== Directive ==
Hunt for the word "flow" across the entries below, copying each line that holds it.

# start of Listed entries

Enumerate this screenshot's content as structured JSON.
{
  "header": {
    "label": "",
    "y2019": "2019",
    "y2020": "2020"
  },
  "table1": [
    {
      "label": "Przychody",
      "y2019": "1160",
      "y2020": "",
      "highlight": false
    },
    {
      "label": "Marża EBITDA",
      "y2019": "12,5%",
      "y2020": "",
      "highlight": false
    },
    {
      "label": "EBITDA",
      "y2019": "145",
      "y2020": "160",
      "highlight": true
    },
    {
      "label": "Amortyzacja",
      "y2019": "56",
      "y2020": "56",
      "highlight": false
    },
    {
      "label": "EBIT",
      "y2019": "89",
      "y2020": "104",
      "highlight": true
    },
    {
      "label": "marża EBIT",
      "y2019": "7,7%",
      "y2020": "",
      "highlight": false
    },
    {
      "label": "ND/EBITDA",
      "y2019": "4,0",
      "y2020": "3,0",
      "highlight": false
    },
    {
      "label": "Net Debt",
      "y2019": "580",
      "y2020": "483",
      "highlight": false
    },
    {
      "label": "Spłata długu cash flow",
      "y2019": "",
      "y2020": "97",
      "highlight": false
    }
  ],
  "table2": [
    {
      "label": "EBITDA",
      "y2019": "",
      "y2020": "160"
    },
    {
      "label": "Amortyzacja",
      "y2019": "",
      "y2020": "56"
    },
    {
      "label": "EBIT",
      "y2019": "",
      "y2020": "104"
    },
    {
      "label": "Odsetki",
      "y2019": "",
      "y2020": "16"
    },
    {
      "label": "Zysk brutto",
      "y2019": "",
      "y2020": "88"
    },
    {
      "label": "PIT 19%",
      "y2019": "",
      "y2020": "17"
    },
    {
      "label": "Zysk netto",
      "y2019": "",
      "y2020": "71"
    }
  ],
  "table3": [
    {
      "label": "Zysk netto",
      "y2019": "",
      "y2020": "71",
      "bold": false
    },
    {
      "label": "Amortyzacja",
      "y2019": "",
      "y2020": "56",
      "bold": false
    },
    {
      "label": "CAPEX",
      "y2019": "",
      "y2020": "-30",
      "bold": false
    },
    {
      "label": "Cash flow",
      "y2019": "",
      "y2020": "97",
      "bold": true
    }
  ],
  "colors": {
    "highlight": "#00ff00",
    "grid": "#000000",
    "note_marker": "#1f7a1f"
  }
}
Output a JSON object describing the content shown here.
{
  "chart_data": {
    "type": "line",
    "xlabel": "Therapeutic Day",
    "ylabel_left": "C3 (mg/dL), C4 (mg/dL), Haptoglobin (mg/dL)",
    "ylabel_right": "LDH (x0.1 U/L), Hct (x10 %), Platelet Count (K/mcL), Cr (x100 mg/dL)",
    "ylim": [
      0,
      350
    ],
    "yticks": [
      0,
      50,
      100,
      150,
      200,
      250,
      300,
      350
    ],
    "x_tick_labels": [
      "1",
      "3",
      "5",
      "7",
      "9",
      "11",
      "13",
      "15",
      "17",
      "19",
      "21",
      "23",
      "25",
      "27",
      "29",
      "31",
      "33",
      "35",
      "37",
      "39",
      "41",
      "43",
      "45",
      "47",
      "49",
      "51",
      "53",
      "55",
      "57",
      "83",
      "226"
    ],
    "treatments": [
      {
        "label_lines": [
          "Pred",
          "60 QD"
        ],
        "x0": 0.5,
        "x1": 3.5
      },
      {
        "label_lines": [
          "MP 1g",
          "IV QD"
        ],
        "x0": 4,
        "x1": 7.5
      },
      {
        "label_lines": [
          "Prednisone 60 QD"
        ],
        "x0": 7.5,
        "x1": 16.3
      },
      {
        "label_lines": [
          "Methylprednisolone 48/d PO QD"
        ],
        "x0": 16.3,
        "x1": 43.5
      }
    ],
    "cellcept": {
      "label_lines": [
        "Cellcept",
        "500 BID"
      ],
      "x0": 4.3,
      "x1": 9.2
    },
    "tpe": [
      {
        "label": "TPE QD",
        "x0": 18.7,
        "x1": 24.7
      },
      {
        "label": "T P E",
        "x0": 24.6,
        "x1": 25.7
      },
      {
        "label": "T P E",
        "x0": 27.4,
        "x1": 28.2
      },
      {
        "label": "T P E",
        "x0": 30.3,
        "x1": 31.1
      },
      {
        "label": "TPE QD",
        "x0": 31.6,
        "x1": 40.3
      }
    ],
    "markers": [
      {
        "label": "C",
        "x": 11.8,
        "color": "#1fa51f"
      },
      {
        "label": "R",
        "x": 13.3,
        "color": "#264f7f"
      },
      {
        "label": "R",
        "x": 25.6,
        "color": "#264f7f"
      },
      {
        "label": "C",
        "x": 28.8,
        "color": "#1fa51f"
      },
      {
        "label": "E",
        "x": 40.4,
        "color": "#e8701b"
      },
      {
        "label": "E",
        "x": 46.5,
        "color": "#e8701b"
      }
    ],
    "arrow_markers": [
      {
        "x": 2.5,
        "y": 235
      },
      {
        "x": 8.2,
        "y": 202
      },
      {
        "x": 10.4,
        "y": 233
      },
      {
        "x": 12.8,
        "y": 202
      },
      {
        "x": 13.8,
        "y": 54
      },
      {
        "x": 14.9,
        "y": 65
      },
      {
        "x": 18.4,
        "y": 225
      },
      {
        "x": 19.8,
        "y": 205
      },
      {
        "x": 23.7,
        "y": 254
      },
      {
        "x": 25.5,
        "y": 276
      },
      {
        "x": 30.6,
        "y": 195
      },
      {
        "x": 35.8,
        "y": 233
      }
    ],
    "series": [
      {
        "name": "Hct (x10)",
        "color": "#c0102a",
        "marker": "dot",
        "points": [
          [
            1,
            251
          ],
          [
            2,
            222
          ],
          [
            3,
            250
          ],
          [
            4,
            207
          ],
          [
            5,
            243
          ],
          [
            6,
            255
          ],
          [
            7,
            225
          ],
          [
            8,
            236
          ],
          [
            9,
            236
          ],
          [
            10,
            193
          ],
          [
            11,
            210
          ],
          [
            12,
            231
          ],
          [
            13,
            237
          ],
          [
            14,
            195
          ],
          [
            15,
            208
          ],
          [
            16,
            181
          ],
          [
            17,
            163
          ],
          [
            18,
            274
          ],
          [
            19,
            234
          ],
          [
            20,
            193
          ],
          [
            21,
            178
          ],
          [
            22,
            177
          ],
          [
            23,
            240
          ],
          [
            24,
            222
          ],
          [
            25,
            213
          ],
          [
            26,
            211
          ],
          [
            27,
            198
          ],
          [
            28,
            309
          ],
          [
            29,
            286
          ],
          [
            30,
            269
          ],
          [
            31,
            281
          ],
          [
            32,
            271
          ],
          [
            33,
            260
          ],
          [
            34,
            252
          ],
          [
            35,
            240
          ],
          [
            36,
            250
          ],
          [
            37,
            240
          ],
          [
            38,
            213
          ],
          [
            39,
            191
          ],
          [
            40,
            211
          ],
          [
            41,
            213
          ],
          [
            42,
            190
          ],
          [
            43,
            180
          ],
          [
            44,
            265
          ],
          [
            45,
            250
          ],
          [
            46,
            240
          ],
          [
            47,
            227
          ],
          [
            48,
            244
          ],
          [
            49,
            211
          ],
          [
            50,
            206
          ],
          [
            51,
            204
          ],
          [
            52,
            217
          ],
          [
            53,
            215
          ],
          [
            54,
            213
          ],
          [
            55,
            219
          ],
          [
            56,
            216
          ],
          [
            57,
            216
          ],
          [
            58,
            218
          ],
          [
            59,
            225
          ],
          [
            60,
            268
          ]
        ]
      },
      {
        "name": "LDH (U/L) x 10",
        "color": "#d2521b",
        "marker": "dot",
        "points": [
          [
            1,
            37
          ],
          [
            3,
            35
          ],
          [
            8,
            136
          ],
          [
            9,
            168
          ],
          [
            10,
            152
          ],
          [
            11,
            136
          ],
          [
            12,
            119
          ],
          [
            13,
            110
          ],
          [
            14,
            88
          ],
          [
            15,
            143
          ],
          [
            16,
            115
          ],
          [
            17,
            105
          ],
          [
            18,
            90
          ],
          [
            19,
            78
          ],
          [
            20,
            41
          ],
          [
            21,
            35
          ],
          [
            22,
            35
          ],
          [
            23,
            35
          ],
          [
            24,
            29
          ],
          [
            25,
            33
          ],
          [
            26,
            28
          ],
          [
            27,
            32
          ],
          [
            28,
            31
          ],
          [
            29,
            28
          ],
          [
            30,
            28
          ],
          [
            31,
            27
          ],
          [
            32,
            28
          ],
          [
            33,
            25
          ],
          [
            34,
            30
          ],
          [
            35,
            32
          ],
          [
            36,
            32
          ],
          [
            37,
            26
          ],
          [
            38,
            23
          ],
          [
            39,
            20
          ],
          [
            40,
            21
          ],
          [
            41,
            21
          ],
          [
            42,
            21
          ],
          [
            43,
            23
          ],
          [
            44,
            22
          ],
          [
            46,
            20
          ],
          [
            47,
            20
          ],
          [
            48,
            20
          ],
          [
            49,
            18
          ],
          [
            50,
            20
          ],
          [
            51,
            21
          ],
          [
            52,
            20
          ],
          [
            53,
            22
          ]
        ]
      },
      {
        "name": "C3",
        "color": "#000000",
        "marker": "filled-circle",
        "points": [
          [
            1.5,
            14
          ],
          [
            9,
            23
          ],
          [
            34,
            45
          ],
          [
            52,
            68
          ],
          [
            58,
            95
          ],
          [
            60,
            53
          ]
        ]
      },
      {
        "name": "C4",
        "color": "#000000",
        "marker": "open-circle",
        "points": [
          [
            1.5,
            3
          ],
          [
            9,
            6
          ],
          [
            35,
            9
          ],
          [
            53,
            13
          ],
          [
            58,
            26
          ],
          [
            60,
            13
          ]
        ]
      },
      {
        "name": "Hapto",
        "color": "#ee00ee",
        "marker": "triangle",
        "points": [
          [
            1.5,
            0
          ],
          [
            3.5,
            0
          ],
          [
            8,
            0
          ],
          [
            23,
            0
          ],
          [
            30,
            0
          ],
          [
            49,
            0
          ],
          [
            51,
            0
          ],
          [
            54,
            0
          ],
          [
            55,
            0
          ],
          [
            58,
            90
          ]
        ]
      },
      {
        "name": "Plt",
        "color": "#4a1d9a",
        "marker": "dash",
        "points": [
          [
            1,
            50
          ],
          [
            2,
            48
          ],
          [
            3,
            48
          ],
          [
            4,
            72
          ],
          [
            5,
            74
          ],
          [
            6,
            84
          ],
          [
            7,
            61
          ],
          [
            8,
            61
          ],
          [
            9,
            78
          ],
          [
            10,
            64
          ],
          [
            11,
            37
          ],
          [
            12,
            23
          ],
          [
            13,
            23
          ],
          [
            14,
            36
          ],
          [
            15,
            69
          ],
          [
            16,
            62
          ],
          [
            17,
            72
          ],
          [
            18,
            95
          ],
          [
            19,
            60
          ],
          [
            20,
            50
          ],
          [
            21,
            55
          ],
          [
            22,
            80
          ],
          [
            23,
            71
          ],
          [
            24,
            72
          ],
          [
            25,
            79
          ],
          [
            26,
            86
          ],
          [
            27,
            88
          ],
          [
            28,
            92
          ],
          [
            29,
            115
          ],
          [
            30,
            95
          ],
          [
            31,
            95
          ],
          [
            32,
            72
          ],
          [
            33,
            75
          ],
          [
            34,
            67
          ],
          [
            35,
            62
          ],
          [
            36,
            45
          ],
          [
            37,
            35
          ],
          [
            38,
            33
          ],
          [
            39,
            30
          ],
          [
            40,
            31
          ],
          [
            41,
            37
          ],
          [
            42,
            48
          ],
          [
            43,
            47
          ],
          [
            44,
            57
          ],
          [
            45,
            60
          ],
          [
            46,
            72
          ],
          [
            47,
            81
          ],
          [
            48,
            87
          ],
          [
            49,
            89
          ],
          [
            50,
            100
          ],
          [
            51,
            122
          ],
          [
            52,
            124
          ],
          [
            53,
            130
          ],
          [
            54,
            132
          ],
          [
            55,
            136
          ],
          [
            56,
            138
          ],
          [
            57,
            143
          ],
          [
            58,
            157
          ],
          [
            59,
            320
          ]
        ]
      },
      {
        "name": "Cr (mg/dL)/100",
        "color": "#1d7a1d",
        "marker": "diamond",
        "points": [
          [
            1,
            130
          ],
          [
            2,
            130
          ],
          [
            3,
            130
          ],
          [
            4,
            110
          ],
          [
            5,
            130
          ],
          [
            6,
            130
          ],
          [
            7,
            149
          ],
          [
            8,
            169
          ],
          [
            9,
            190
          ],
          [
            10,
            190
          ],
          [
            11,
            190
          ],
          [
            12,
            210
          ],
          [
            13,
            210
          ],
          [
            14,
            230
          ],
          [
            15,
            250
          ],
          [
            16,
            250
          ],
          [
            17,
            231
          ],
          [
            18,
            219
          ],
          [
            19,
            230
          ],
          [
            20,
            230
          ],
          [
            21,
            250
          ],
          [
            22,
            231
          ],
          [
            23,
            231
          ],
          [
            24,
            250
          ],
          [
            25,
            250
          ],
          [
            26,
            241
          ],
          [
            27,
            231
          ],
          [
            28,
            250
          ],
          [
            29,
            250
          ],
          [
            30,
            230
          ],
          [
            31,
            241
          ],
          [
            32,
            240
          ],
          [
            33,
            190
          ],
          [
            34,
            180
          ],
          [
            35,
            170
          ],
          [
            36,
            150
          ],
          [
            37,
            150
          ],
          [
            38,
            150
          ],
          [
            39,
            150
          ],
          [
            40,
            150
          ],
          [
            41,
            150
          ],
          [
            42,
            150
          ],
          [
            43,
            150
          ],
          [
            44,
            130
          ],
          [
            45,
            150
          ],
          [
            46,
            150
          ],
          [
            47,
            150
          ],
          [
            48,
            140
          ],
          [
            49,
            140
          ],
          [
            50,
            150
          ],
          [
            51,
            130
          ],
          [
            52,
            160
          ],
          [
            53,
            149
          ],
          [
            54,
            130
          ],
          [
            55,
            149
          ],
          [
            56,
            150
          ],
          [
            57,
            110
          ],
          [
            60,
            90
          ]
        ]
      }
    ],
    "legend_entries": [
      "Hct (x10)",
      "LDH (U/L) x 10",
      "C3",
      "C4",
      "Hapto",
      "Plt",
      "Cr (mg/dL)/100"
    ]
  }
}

# end of Listed entries

== Exercise solution ==
      "label": "Spłata długu cash flow",
      "label": "Cash flow",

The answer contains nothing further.